Archbishop Martin is not a "hero". He only did what any decent human being would do in those circumstances.He may look heroic lined up  against the rest of the Bishops but well you know.....
Secondly ,He was not overlooked for a cardinal's hat in 2009 but in 2006 when Cradinal Brady was chosen. He could not have really been picked at that stage as Ireland already had two cardinals. There has been an agreement of sorts that it goes north,south ,north ,south etc.
Do we really know what Pope Benedict has in mind?
He kept them in place while the investigation was taking place but might reasonably decide that "the heads of the five families must die ". He could be thinking "let them clean up this mess" he could be thinking " we believe in forgiveness" or he could be thinking  along the lines that Winnifred outlined.

§ **LISTING**:
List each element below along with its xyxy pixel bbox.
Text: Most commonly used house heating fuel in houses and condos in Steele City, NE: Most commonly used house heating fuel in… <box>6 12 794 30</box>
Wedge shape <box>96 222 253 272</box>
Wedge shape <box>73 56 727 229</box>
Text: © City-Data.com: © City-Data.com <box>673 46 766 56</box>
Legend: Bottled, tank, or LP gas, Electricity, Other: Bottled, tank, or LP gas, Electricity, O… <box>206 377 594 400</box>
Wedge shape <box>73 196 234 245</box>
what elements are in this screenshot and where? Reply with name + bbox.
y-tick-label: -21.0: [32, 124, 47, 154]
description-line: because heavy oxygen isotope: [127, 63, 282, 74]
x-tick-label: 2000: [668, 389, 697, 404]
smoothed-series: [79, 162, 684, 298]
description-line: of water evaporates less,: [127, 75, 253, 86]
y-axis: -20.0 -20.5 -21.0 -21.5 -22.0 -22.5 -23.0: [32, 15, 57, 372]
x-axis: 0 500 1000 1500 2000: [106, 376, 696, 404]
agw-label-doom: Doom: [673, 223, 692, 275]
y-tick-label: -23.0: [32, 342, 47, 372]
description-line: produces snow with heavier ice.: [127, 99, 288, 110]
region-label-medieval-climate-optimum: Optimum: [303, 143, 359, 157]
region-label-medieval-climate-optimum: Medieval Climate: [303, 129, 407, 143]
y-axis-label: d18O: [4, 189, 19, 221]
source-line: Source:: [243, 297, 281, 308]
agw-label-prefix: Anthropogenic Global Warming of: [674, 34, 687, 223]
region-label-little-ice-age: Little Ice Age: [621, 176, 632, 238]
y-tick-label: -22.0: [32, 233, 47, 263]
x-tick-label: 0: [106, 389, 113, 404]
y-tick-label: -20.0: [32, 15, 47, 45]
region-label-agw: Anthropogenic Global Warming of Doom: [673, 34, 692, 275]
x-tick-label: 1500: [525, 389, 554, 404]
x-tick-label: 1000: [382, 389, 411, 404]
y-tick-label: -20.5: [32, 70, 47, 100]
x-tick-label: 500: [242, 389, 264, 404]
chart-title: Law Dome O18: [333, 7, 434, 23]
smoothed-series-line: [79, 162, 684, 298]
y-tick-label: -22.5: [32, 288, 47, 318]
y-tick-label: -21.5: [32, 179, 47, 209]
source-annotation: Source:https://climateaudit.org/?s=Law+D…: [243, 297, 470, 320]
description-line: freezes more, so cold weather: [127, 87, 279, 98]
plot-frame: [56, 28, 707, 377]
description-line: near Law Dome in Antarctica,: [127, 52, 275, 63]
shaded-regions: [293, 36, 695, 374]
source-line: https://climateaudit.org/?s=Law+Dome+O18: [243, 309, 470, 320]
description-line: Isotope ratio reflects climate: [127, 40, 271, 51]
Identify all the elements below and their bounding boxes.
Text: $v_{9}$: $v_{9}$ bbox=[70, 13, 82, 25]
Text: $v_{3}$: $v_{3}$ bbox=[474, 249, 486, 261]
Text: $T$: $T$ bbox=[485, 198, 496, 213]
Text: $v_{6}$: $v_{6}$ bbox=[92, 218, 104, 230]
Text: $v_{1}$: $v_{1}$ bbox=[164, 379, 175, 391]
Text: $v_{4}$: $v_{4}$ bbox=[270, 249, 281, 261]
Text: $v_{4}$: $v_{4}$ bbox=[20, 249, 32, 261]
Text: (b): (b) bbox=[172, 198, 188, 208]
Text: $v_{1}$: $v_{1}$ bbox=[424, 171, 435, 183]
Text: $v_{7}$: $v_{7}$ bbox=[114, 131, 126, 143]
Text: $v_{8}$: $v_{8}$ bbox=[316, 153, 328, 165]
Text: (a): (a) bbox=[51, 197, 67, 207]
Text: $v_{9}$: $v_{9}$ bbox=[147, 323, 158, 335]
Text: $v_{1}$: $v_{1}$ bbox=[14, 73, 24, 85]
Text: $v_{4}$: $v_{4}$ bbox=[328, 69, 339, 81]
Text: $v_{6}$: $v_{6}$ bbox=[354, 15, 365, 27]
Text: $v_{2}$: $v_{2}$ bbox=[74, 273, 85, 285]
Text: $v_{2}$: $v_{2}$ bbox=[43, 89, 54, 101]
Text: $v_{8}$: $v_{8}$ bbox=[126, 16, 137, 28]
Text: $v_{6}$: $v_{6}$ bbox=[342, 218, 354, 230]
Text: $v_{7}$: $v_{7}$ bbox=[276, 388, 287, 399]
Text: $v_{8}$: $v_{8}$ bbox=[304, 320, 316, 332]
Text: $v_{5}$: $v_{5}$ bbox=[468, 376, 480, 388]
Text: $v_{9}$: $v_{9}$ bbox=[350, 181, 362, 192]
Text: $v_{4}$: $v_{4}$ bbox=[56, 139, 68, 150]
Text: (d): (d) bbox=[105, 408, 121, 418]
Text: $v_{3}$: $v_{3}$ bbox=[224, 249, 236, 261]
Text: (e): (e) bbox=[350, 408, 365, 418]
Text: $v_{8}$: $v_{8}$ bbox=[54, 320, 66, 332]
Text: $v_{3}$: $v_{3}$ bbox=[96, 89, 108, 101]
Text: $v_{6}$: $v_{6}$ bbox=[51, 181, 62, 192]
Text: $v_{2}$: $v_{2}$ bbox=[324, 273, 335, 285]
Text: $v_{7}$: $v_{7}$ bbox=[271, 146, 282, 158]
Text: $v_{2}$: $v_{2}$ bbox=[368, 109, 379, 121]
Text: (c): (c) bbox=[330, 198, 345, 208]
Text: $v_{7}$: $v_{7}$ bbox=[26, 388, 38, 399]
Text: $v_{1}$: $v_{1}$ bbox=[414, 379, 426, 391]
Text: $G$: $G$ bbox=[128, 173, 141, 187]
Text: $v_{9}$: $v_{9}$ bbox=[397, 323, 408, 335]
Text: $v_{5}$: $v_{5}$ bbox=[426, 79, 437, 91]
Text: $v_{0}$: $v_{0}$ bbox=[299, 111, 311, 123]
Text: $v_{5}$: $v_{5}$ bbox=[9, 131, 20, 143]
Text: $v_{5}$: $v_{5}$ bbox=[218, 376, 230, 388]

§ **WORK INSTRUCTIONS**:
1. Quote every line of the records word for word, from their first line down to and including the line containing "description-line: produces snow".
2. Write what comes next in the comment about Archbishop Martin and Pope Benedict, picking up after its last sentence.
The records are unrelated to the text.

§ **ANSWERS GIVEN**:
1.
List each element below along with its xyxy pixel bbox.
Text: Most commonly used house heating fuel in houses and condos in Steele City, NE: Most commonly used house heating fuel in… <box>6 12 794 30</box>
Wedge shape <box>96 222 253 272</box>
Wedge shape <box>73 56 727 229</box>
Text: © City-Data.com: © City-Data.com <box>673 46 766 56</box>
Legend: Bottled, tank, or LP gas, Electricity, Other: Bottled, tank, or LP gas, Electricity, O… <box>206 377 594 400</box>
Wedge shape <box>73 196 234 245</box>
what elements are in this screenshot and where? Reply with name + bbox.
y-tick-label: -21.0: [32, 124, 47, 154]
description-line: because heavy oxygen isotope: [127, 63, 282, 74]
x-tick-label: 2000: [668, 389, 697, 404]
smoothed-series: [79, 162, 684, 298]
description-line: of water evaporates less,: [127, 75, 253, 86]
y-axis: -20.0 -20.5 -21.0 -21.5 -22.0 -22.5 -23.0: [32, 15, 57, 372]
x-axis: 0 500 1000 1500 2000: [106, 376, 696, 404]
agw-label-doom: Doom: [673, 223, 692, 275]
y-tick-label: -23.0: [32, 342, 47, 372]
description-line: produces snow with heavier ice.: [127, 99, 288, 110]

2.
I am convinced though that the Pope ,Dolan and O'Malley will all underestimate how bad the situation is in Ireland. Recently ,Cardinal Brady chastised the Irish people saying that they no longer knew how to forgive 
http://www.irishtimes.com/newspaper/ireland/2010/0913/1224278758577.html

The same guy silenced two victims of Fr Brendan Smythe and then said 30 years later he was "shocked" to hear of pedophilia.
This guy should be locked up. I would sooner put a child in a room with Charlie Manson than with this creep.

Archbishop Martin ,is a man of intelligence surrounded by dolts.The good thing about this article from the reprehensible Dowd is that it will reach the eyes of Rome and Gotham City.I can picture Tim as he pores over it thinking to himself in a Brando-esque fashion "I cudda bin a contender".

Next year the Eucharistic Congress is in Dublin and the wind will most certainly blow Archbishop Martin's way but for those who go they will discover what a "tough room" is.      
Todd Flowerday
13 years 5 months ago
"He may look heroic lined up against the rest of the Bishops but well you know..."

I'm still grateful for him taking a stand. He stands out as a  human being in the midst of criminals.

"But it's unfortunate the Maureen Dowd ..."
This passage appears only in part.